------ Dataset records ------
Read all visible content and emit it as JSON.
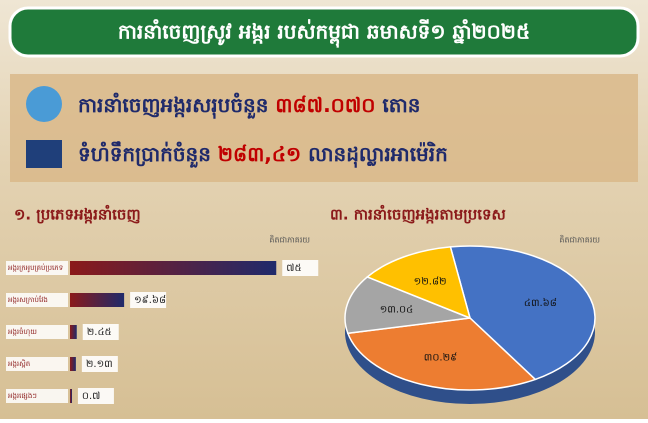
{
  "header": {
    "title": "ការនាំចេញស្រូវ អង្ករ របស់កម្ពុជា ឆមាសទី១ ឆ្នាំ២០២៥",
    "stat1": {
      "text": "ការនាំចេញអង្ករសរុបចំនួន",
      "value": "៣៨៧.០៧០",
      "unit": "តោន"
    },
    "stat2": {
      "text": "ទំហំទឹកប្រាក់ចំនួន",
      "value": "២៨៣,៤១",
      "unit": "លានដុល្លារអាម៉េរិក"
    }
  },
  "chart_data": [
    {
      "type": "bar",
      "title": "១. ប្រភេទអង្ករនាំចេញ",
      "subtitle": "គិតជាភាគរយ",
      "categories": [
        "អង្ករក្រអូបគ្រប់ប្រភេទ",
        "អង្ករសក្រាប់វែង",
        "អង្ករចំហុយ",
        "អង្ករស្អិត",
        "អង្ករផ្សេងៗ"
      ],
      "values": [
        75,
        19.68,
        2.45,
        2.13,
        0.7
      ],
      "value_labels": [
        "៧៥",
        "១៩.៦៨",
        "២.៤៥",
        "២.១៣",
        "០.៧"
      ],
      "color": [
        "#8b1a1a",
        "#1f2a6b"
      ],
      "xlim": [
        0,
        80
      ]
    },
    {
      "type": "pie",
      "title": "៣. ការនាំចេញអង្ករតាមប្រទេស",
      "subtitle": "គិតជាភាគរយ",
      "values": [
        43.68,
        30.29,
        13.04,
        12.82
      ],
      "value_labels": [
        "៤៣.៦៨",
        "៣០.២៩",
        "១៣.០៤",
        "១២.៨២"
      ],
      "colors": [
        "#4472c4",
        "#ed7d31",
        "#a5a5a5",
        "#ffc000"
      ]
    }
  ]
}
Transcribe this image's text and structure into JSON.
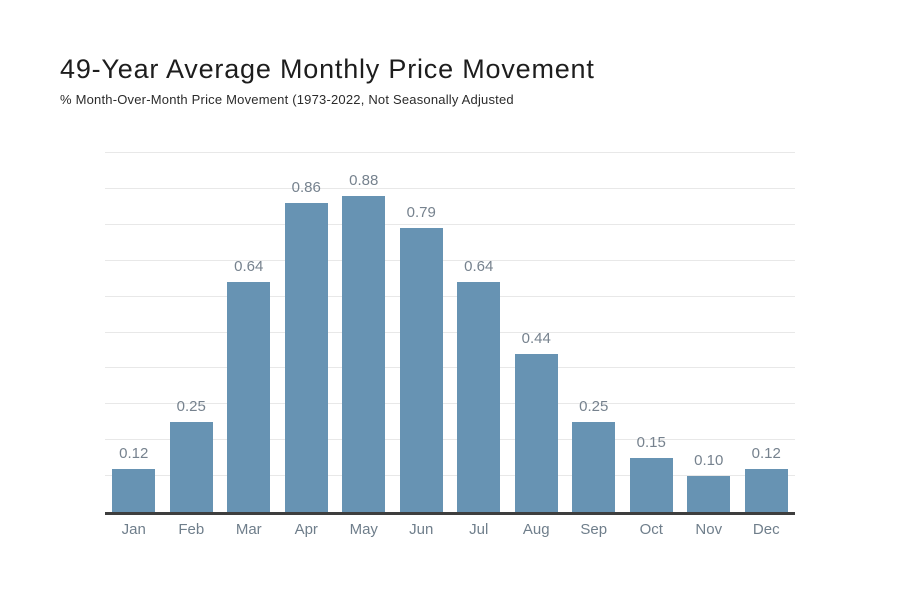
{
  "header": {
    "title": "49-Year Average Monthly Price Movement",
    "subtitle": "% Month-Over-Month Price Movement (1973-2022, Not Seasonally Adjusted"
  },
  "chart_data": {
    "type": "bar",
    "title": "49-Year Average Monthly Price Movement",
    "subtitle": "% Month-Over-Month Price Movement (1973-2022, Not Seasonally Adjusted",
    "categories": [
      "Jan",
      "Feb",
      "Mar",
      "Apr",
      "May",
      "Jun",
      "Jul",
      "Aug",
      "Sep",
      "Oct",
      "Nov",
      "Dec"
    ],
    "values": [
      0.12,
      0.25,
      0.64,
      0.86,
      0.88,
      0.79,
      0.64,
      0.44,
      0.25,
      0.15,
      0.1,
      0.12
    ],
    "value_labels": [
      "0.12",
      "0.25",
      "0.64",
      "0.86",
      "0.88",
      "0.79",
      "0.64",
      "0.44",
      "0.25",
      "0.15",
      "0.10",
      "0.12"
    ],
    "xlabel": "",
    "ylabel": "",
    "ylim": [
      0,
      1.01
    ],
    "grid": true,
    "gridline_step": 0.1,
    "y_tick_labels_visible": false,
    "legend_position": "none",
    "colors": {
      "bar": "#6793b3",
      "gridline": "#e8e8e8",
      "axis_line": "#3e3e3e",
      "value_label": "#76828e",
      "category_label": "#6f7e8b",
      "background": "#ffffff"
    }
  }
}
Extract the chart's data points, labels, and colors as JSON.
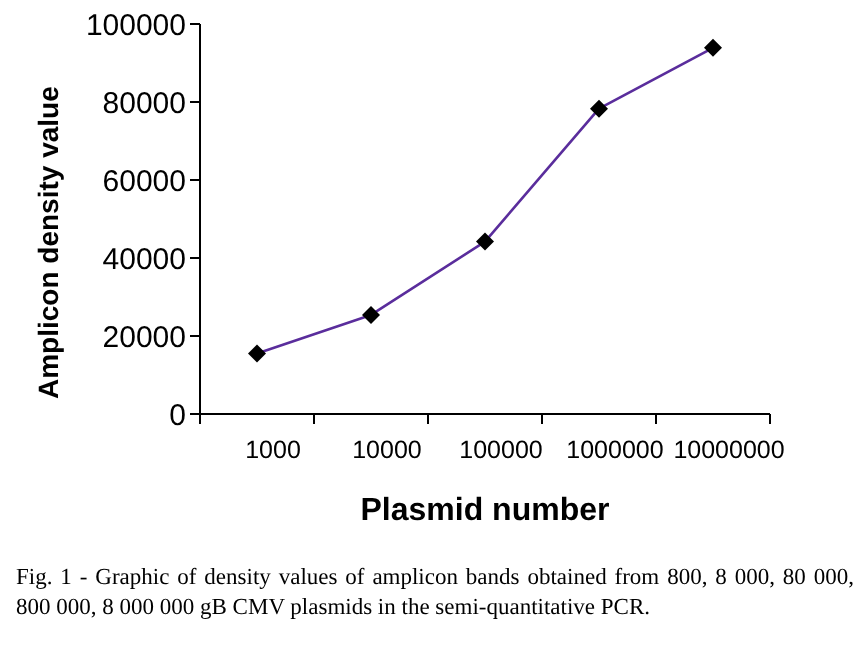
{
  "chart_data": {
    "type": "line",
    "xlabel": "Plasmid number",
    "ylabel": "Amplicon density value",
    "categories": [
      "1000",
      "10000",
      "100000",
      "1000000",
      "10000000"
    ],
    "series": [
      {
        "color": "#5a2d9c",
        "values": [
          15500,
          25400,
          44200,
          78300,
          93900
        ]
      }
    ],
    "ylim": [
      0,
      100000
    ],
    "yticks": [
      0,
      20000,
      40000,
      60000,
      80000,
      100000
    ],
    "marker": "diamond",
    "line_style": "solid",
    "grid": false,
    "legend": false,
    "annotations": [
      "Fig. 1 - Graphic of density values of amplicon bands obtained from 800, 8 000, 80 000, 800 000, 8 000 000 gB CMV plasmids in the semi-quantitative PCR."
    ]
  }
}
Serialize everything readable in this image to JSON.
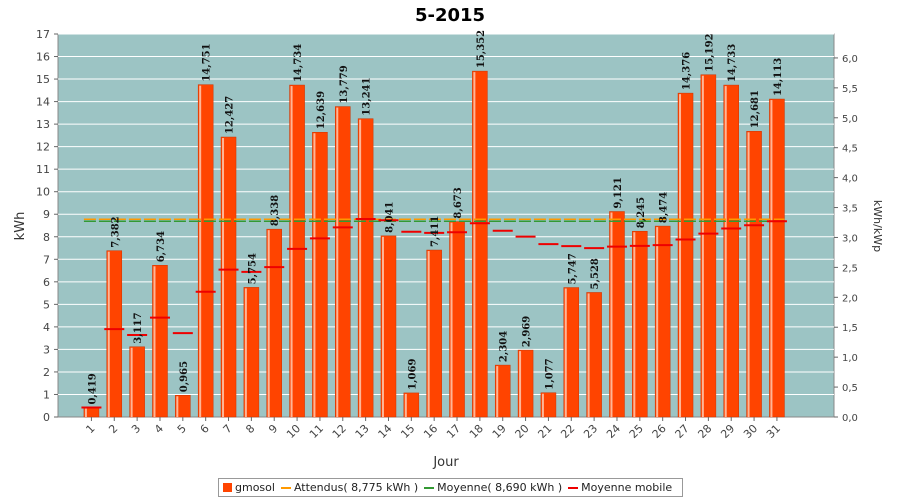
{
  "chart_data": {
    "type": "bar",
    "title": "5-2015",
    "xlabel": "Jour",
    "ylabel": "kWh",
    "y2label": "kWh/kWp",
    "ylim": [
      0,
      17
    ],
    "y2lim": [
      0,
      6.4
    ],
    "y_ticks": [
      0,
      1,
      2,
      3,
      4,
      5,
      6,
      7,
      8,
      9,
      10,
      11,
      12,
      13,
      14,
      15,
      16,
      17
    ],
    "y2_ticks": [
      "0,0",
      "0,5",
      "1,0",
      "1,5",
      "2,0",
      "2,5",
      "3,0",
      "3,5",
      "4,0",
      "4,5",
      "5,0",
      "5,5",
      "6,0"
    ],
    "categories": [
      "1",
      "2",
      "3",
      "4",
      "5",
      "6",
      "7",
      "8",
      "9",
      "10",
      "11",
      "12",
      "13",
      "14",
      "15",
      "16",
      "17",
      "18",
      "19",
      "20",
      "21",
      "22",
      "23",
      "24",
      "25",
      "26",
      "27",
      "28",
      "29",
      "30",
      "31"
    ],
    "series": [
      {
        "name": "gmosol",
        "type": "bar",
        "color": "#ff4400",
        "values": [
          0.419,
          7.382,
          3.117,
          6.734,
          0.965,
          14.751,
          12.427,
          5.754,
          8.338,
          14.734,
          12.639,
          13.779,
          13.241,
          8.041,
          1.069,
          7.411,
          8.673,
          15.352,
          2.304,
          2.969,
          1.077,
          5.747,
          5.528,
          9.121,
          8.245,
          8.474,
          14.376,
          15.192,
          14.733,
          12.681,
          14.113
        ],
        "labels": [
          "0,419",
          "7,382",
          "3,117",
          "6,734",
          "0,965",
          "14,751",
          "12,427",
          "5,754",
          "8,338",
          "14,734",
          "12,639",
          "13,779",
          "13,241",
          "8,041",
          "1,069",
          "7,411",
          "8,673",
          "15,352",
          "2,304",
          "2,969",
          "1,077",
          "5,747",
          "5,528",
          "9,121",
          "8,245",
          "8,474",
          "14,376",
          "15,192",
          "14,733",
          "12,681",
          "14,113"
        ]
      },
      {
        "name": "Attendus( 8,775 kWh )",
        "type": "line",
        "color": "#ff9900",
        "value": 8.775
      },
      {
        "name": "Moyenne( 8,690 kWh )",
        "type": "line",
        "color": "#339933",
        "value": 8.69
      },
      {
        "name": "Moyenne mobile",
        "type": "step",
        "color": "#ee0000",
        "values": [
          0.419,
          3.9,
          3.639,
          4.413,
          3.723,
          5.561,
          6.542,
          6.443,
          6.653,
          7.461,
          7.93,
          8.418,
          8.789,
          8.735,
          8.224,
          8.173,
          8.203,
          8.6,
          8.269,
          8.004,
          7.674,
          7.586,
          7.497,
          7.565,
          7.593,
          7.627,
          7.877,
          8.138,
          8.366,
          8.509,
          8.69
        ]
      }
    ],
    "grid": true,
    "legend_position": "bottom"
  },
  "legend": {
    "items": [
      {
        "label": "gmosol",
        "color": "#ff4400",
        "kind": "box"
      },
      {
        "label": "Attendus( 8,775 kWh )",
        "color": "#ff9900",
        "kind": "line"
      },
      {
        "label": "Moyenne( 8,690 kWh )",
        "color": "#339933",
        "kind": "line"
      },
      {
        "label": "Moyenne mobile",
        "color": "#ee0000",
        "kind": "line"
      }
    ]
  },
  "colors": {
    "plot_background": "#9cc4c4",
    "grid": "#ffffff"
  }
}
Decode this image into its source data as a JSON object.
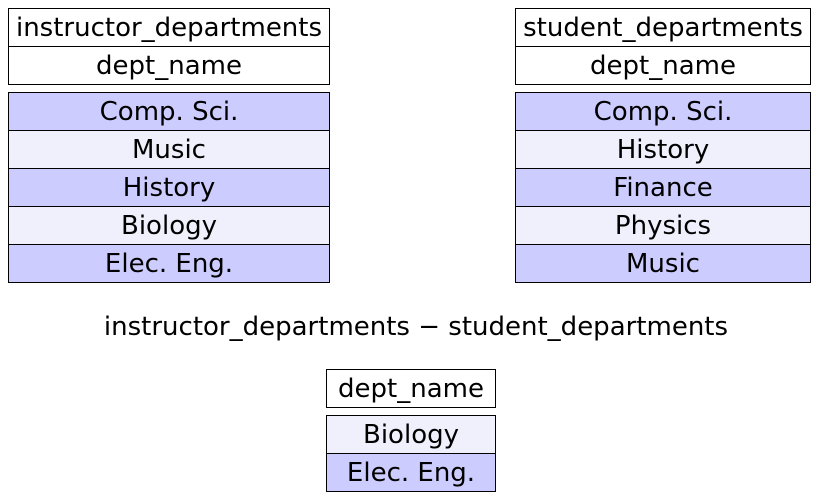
{
  "instructor_table": {
    "title": "instructor_departments",
    "column": "dept_name",
    "rows": [
      "Comp. Sci.",
      "Music",
      "History",
      "Biology",
      "Elec. Eng."
    ]
  },
  "student_table": {
    "title": "student_departments",
    "column": "dept_name",
    "rows": [
      "Comp. Sci.",
      "History",
      "Finance",
      "Physics",
      "Music"
    ]
  },
  "operation": "instructor_departments − student_departments",
  "result_table": {
    "column": "dept_name",
    "rows": [
      "Biology",
      "Elec. Eng."
    ]
  },
  "colors": {
    "row_dark": "#ccccff",
    "row_light": "#f0f0fd",
    "border": "#000000"
  }
}
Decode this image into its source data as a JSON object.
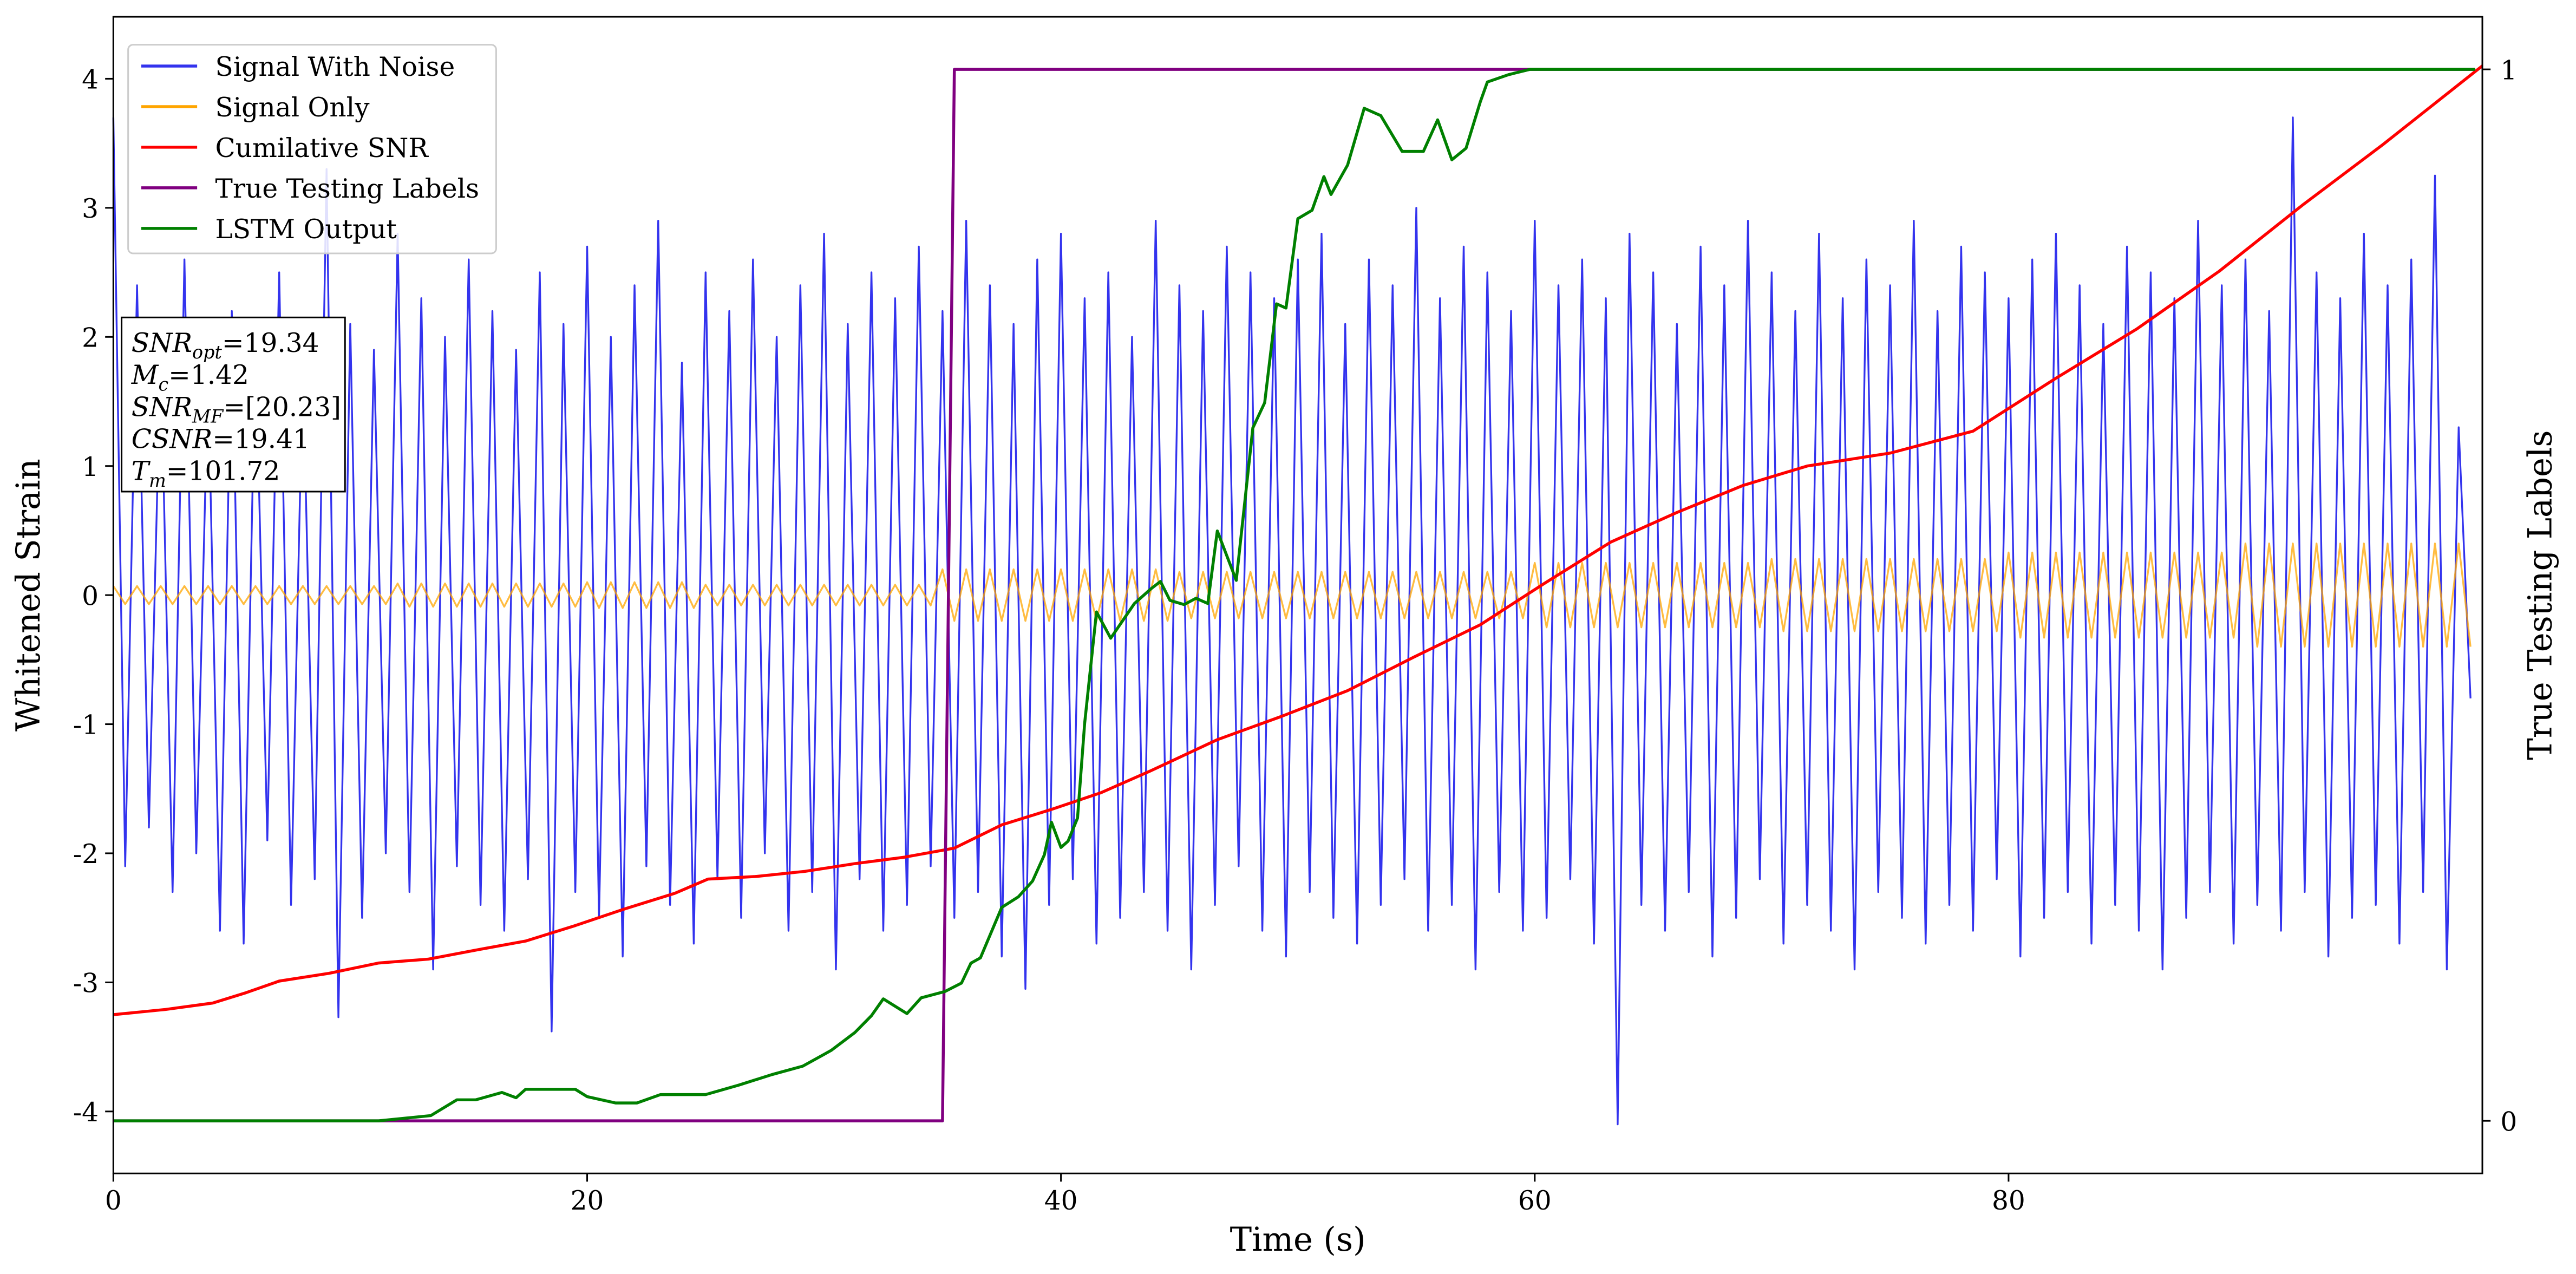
------
## Task requirements
Across the entries, how many lines contain "subtitle"? Reply with the number only.

## The solution
4